Directive: Write out the lines below, from the start of the listing through the line holding "The current detection unit", inclusive, reproducing each line without alteration.

(Entries from a dataset)
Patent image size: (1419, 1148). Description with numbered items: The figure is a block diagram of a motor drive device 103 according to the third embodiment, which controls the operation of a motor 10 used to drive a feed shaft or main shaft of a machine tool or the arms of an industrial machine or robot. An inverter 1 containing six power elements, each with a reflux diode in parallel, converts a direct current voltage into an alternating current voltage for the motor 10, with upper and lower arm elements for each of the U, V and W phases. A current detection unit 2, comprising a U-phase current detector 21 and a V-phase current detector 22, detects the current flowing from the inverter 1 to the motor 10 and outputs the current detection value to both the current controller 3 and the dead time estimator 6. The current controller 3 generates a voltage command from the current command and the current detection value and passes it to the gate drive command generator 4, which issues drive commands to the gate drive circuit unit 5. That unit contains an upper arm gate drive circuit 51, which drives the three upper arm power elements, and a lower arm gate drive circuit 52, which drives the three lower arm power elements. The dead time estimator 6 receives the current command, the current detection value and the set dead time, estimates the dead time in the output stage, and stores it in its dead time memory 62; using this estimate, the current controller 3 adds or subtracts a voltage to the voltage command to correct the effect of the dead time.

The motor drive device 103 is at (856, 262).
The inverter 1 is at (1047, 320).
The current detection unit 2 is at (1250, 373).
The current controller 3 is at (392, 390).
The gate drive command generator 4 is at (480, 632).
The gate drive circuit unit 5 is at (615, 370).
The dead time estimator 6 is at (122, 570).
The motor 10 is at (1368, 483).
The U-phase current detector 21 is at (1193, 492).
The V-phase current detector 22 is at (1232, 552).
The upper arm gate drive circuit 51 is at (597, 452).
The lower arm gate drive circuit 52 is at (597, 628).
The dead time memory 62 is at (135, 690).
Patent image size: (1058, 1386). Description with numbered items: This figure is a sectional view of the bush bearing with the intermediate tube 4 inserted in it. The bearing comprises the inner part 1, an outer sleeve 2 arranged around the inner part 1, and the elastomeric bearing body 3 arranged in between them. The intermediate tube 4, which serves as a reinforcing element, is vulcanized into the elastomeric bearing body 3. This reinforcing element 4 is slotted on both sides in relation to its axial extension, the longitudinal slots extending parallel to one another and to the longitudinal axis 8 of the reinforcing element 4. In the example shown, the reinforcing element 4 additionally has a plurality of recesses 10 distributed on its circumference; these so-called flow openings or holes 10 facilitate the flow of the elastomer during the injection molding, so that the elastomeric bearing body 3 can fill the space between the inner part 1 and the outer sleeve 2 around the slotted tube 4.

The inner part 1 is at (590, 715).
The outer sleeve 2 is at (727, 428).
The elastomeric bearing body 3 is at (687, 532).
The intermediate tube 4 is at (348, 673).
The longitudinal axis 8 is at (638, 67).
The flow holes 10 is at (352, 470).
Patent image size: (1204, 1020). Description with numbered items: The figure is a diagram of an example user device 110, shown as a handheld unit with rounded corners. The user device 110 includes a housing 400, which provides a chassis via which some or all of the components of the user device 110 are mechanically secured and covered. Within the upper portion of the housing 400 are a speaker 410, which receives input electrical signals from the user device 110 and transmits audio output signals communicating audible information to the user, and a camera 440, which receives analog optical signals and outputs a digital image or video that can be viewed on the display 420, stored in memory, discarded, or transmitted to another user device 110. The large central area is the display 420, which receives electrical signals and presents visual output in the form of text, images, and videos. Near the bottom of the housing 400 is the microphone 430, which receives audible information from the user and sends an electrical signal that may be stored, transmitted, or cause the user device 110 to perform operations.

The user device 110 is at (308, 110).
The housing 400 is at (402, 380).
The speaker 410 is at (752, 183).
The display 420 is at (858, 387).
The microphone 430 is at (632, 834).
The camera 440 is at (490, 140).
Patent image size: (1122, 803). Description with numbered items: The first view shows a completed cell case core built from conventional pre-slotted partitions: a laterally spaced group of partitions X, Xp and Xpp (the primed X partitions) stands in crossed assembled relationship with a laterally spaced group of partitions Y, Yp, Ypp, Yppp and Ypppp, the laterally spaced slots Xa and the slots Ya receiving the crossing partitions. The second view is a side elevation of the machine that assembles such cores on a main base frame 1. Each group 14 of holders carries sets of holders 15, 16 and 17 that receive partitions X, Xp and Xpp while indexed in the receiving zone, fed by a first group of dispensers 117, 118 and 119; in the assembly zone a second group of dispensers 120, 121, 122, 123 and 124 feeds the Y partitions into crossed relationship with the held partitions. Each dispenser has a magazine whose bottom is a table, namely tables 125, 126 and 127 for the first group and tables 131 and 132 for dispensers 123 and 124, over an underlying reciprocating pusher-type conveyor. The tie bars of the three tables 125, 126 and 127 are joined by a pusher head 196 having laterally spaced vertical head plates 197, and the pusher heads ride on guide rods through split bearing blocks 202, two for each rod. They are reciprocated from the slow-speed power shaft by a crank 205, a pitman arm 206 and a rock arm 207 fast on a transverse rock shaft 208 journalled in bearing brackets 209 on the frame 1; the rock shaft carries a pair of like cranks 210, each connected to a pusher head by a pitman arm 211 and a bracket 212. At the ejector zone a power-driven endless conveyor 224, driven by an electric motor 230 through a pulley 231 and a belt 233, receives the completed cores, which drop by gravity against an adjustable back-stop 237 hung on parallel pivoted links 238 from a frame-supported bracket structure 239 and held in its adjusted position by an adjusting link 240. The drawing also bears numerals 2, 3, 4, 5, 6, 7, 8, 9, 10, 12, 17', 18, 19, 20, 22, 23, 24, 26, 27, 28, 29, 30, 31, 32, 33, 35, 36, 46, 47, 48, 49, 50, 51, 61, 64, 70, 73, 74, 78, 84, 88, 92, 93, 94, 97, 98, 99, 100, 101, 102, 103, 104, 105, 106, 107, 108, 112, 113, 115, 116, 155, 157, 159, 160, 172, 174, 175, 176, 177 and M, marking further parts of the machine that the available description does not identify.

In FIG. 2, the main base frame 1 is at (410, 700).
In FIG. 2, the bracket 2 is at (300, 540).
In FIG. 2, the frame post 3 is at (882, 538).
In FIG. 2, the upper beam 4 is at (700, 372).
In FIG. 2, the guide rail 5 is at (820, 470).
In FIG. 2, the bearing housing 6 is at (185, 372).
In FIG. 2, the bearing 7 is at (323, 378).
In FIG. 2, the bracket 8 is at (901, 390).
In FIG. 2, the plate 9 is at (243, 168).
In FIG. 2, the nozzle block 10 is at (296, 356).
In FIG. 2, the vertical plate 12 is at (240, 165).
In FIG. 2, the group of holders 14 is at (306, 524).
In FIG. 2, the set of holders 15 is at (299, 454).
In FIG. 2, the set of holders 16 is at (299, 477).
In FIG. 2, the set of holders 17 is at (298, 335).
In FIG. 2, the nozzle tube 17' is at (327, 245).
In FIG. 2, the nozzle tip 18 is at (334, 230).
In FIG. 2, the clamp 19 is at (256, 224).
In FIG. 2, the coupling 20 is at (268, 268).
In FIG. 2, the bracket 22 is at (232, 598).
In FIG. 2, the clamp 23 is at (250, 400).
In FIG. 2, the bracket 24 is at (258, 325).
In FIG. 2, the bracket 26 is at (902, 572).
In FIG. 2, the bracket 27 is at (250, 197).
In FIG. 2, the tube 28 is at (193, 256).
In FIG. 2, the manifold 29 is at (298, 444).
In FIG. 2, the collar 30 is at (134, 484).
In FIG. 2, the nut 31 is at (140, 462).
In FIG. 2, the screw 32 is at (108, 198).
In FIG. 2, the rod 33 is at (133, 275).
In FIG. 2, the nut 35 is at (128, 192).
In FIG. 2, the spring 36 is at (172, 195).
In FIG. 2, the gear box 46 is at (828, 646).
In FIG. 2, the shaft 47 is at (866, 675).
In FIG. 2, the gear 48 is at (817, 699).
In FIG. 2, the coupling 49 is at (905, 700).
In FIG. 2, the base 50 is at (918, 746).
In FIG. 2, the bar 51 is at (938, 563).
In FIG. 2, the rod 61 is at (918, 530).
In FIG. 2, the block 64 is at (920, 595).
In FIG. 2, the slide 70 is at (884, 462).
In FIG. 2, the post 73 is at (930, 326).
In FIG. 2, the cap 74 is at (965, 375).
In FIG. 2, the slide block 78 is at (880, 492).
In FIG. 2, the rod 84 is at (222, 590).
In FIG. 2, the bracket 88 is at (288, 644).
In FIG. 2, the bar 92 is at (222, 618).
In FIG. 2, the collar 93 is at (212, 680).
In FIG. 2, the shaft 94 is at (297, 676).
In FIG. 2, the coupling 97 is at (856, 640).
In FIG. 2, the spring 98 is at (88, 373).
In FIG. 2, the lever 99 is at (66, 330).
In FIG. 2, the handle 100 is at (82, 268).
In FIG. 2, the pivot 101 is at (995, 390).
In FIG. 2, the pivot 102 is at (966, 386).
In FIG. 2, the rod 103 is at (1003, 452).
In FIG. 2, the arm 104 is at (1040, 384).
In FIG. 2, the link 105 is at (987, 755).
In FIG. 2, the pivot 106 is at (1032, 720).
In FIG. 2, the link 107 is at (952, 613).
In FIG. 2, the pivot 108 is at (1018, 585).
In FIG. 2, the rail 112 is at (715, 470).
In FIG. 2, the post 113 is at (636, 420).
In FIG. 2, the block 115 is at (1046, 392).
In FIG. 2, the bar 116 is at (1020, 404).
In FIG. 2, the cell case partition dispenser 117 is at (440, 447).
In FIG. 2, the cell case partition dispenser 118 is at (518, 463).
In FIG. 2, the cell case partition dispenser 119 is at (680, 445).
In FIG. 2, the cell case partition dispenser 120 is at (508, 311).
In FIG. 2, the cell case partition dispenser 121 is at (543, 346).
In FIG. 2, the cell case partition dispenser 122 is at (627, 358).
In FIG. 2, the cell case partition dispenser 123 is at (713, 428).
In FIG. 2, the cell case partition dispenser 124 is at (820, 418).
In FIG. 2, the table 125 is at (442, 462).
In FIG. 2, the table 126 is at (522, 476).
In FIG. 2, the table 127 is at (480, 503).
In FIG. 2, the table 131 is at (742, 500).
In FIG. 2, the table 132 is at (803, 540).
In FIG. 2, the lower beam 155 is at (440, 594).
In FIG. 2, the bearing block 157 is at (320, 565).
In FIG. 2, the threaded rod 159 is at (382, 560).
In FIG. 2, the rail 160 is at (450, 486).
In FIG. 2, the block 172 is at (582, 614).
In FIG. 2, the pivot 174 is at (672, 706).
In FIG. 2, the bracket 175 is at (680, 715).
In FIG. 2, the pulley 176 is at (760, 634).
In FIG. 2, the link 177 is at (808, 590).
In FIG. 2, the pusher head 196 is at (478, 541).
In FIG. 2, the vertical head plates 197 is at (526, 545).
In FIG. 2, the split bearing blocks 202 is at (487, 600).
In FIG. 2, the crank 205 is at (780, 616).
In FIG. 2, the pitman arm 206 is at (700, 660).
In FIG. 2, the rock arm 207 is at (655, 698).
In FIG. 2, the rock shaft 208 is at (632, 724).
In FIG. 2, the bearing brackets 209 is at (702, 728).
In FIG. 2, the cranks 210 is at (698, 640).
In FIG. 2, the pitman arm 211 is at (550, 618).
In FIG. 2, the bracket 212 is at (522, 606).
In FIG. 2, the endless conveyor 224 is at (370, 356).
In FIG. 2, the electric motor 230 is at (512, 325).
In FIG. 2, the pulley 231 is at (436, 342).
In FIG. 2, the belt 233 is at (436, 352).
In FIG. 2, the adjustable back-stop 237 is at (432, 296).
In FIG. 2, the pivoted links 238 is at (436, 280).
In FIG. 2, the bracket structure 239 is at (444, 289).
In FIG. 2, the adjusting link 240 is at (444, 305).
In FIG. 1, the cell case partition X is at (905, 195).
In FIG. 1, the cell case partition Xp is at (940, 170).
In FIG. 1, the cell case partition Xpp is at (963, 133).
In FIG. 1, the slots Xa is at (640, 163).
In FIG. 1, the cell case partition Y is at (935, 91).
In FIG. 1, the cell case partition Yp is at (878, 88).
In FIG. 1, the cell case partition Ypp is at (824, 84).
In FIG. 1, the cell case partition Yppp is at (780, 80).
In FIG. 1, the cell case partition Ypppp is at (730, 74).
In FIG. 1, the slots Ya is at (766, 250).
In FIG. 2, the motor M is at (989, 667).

Task result:
Patent image size: (1419, 1148). Description with numbered items: The figure is a block diagram of a motor drive device 103 according to the third embodiment, which controls the operation of a motor 10 used to drive a feed shaft or main shaft of a machine tool or the arms of an industrial machine or robot. An inverter 1 containing six power elements, each with a reflux diode in parallel, converts a direct current voltage into an alternating current voltage for the motor 10, with upper and lower arm elements for each of the U, V and W phases. A current detection unit 2, comprising a U-phase current detector 21 and a V-phase current detector 22, detects the current flowing from the inverter 1 to the motor 10 and outputs the current detection value to both the current controller 3 and the dead time estimator 6. The current controller 3 generates a voltage command from the current command and the current detection value and passes it to the gate drive command generator 4, which issues drive commands to the gate drive circuit unit 5. That unit contains an upper arm gate drive circuit 51, which drives the three upper arm power elements, and a lower arm gate drive circuit 52, which drives the three lower arm power elements. The dead time estimator 6 receives the current command, the current detection value and the set dead time, estimates the dead time in the output stage, and stores it in its dead time memory 62; using this estimate, the current controller 3 adds or subtracts a voltage to the voltage command to correct the effect of the dead time.

The motor drive device 103 is at (856, 262).
The inverter 1 is at (1047, 320).
The current detection unit 2 is at (1250, 373).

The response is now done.